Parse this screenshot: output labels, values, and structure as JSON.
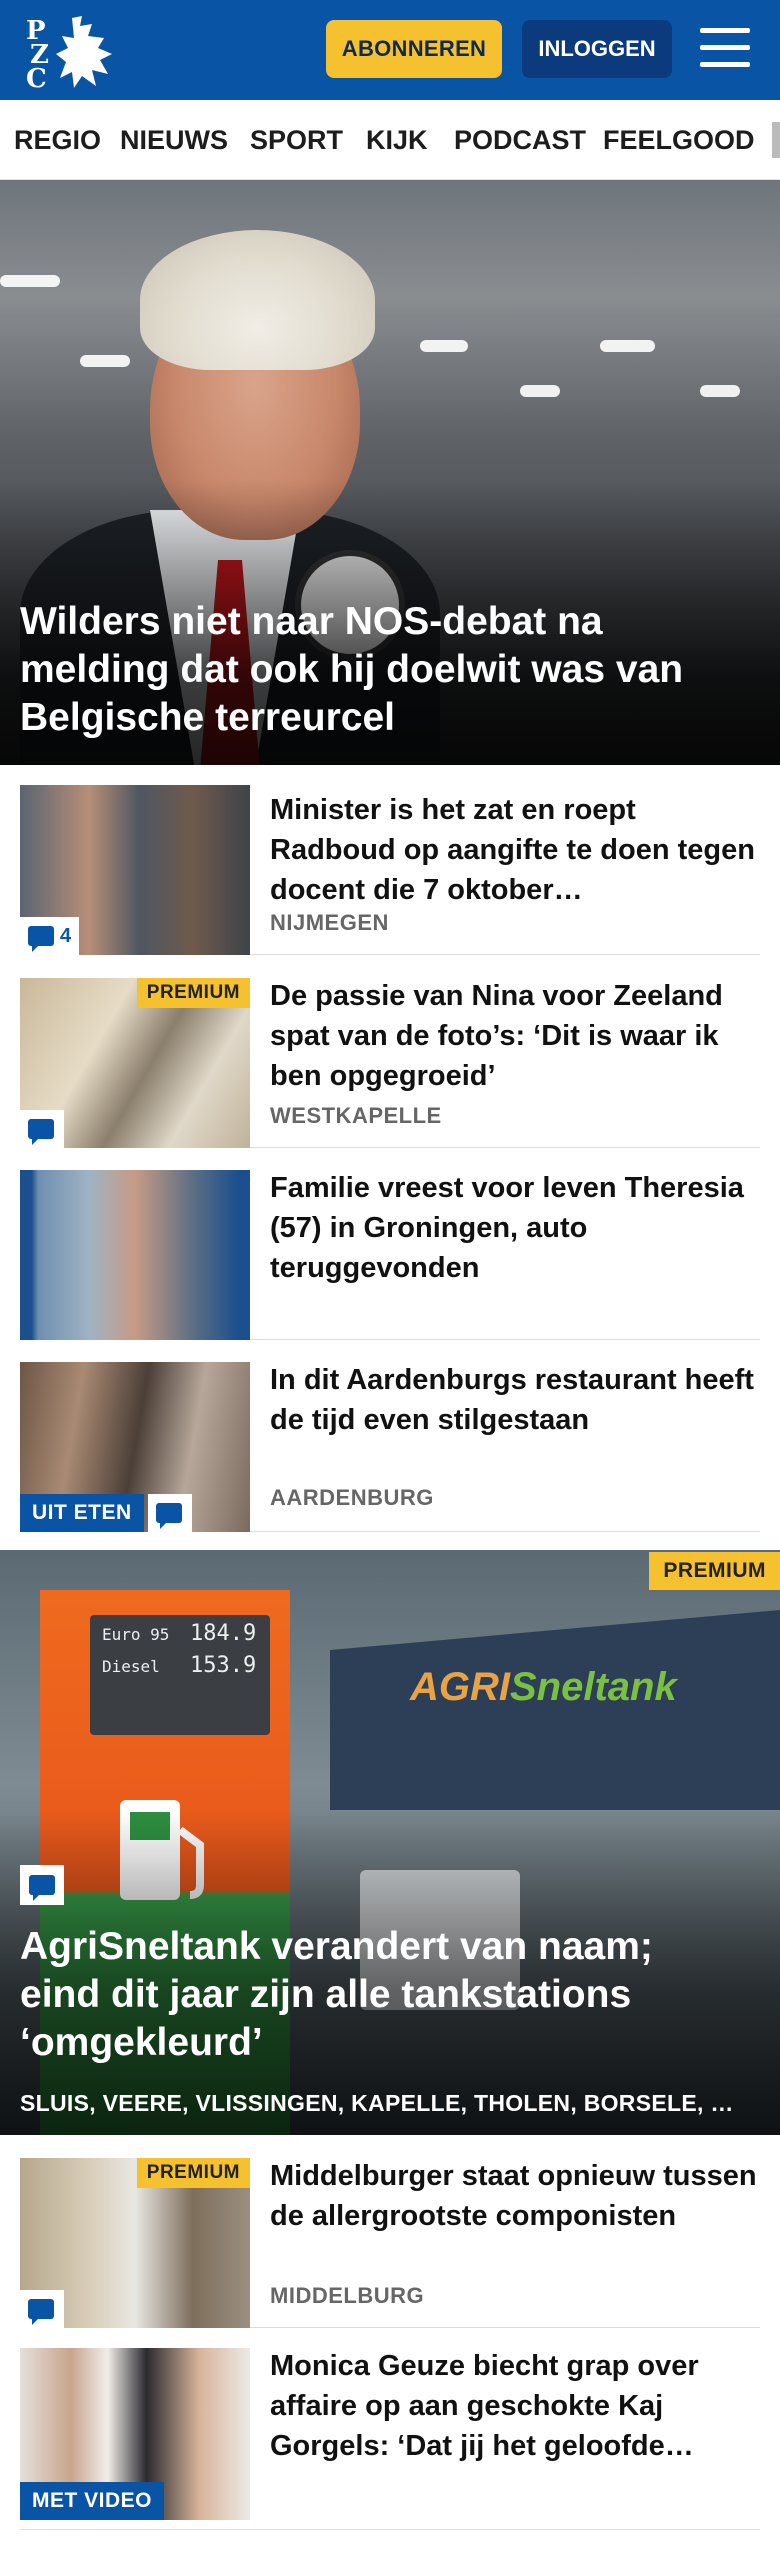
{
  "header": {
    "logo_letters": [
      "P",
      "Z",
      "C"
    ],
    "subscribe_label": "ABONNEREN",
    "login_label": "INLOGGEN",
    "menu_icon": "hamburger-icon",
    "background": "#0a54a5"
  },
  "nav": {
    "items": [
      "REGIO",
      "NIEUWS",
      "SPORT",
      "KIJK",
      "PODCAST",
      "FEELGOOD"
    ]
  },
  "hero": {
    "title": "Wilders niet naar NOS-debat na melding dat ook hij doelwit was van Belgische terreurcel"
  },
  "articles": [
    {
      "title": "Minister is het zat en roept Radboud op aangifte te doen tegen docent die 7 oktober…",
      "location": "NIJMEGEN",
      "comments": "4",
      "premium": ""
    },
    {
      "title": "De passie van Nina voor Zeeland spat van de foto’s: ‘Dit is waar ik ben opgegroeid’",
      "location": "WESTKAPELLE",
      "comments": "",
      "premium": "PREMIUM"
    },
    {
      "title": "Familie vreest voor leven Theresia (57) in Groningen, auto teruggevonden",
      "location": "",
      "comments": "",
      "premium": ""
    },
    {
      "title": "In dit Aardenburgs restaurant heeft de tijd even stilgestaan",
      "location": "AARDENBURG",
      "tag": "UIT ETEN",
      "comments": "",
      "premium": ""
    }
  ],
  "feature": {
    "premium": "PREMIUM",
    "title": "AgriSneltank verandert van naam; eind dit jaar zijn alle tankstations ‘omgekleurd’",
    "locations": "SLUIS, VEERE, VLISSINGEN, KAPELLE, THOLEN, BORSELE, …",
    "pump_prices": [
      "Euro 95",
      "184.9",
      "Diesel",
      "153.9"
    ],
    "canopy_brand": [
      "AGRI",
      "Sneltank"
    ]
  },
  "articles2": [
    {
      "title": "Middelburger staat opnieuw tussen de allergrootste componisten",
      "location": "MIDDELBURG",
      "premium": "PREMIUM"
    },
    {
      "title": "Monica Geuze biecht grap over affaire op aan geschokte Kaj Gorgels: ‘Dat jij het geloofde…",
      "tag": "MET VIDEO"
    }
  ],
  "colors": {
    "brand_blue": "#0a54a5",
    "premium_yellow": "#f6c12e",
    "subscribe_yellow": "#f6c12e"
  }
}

■ ■ ■ ■ ■ ■ ■

PROBLEM REQUIREMENTS
Omit the pictures, and quote the material above exactly as given.

SOLVED PROBLEM
Parse this screenshot: output labels, values, and structure as JSON.
{
  "header": {
    "logo_letters": [
      "P",
      "Z",
      "C"
    ],
    "subscribe_label": "ABONNEREN",
    "login_label": "INLOGGEN",
    "menu_icon": "hamburger-icon",
    "background": "#0a54a5"
  },
  "nav": {
    "items": [
      "REGIO",
      "NIEUWS",
      "SPORT",
      "KIJK",
      "PODCAST",
      "FEELGOOD"
    ]
  },
  "hero": {
    "title": "Wilders niet naar NOS-debat na melding dat ook hij doelwit was van Belgische terreurcel"
  },
  "articles": [
    {
      "title": "Minister is het zat en roept Radboud op aangifte te doen tegen docent die 7 oktober…",
      "location": "NIJMEGEN",
      "comments": "4",
      "premium": ""
    },
    {
      "title": "De passie van Nina voor Zeeland spat van de foto’s: ‘Dit is waar ik ben opgegroeid’",
      "location": "WESTKAPELLE",
      "comments": "",
      "premium": "PREMIUM"
    },
    {
      "title": "Familie vreest voor leven Theresia (57) in Groningen, auto teruggevonden",
      "location": "",
      "comments": "",
      "premium": ""
    },
    {
      "title": "In dit Aardenburgs restaurant heeft de tijd even stilgestaan",
      "location": "AARDENBURG",
      "tag": "UIT ETEN",
      "comments": "",
      "premium": ""
    }
  ],
  "feature": {
    "premium": "PREMIUM",
    "title": "AgriSneltank verandert van naam; eind dit jaar zijn alle tankstations ‘omgekleurd’",
    "locations": "SLUIS, VEERE, VLISSINGEN, KAPELLE, THOLEN, BORSELE, …",
    "pump_prices": [
      "Euro 95",
      "184.9",
      "Diesel",
      "153.9"
    ],
    "canopy_brand": [
      "AGRI",
      "Sneltank"
    ]
  },
  "articles2": [
    {
      "title": "Middelburger staat opnieuw tussen de allergrootste componisten",
      "location": "MIDDELBURG",
      "premium": "PREMIUM"
    },
    {
      "title": "Monica Geuze biecht grap over affaire op aan geschokte Kaj Gorgels: ‘Dat jij het geloofde…",
      "tag": "MET VIDEO"
    }
  ],
  "colors": {
    "brand_blue": "#0a54a5",
    "premium_yellow": "#f6c12e",
    "subscribe_yellow": "#f6c12e"
  }
}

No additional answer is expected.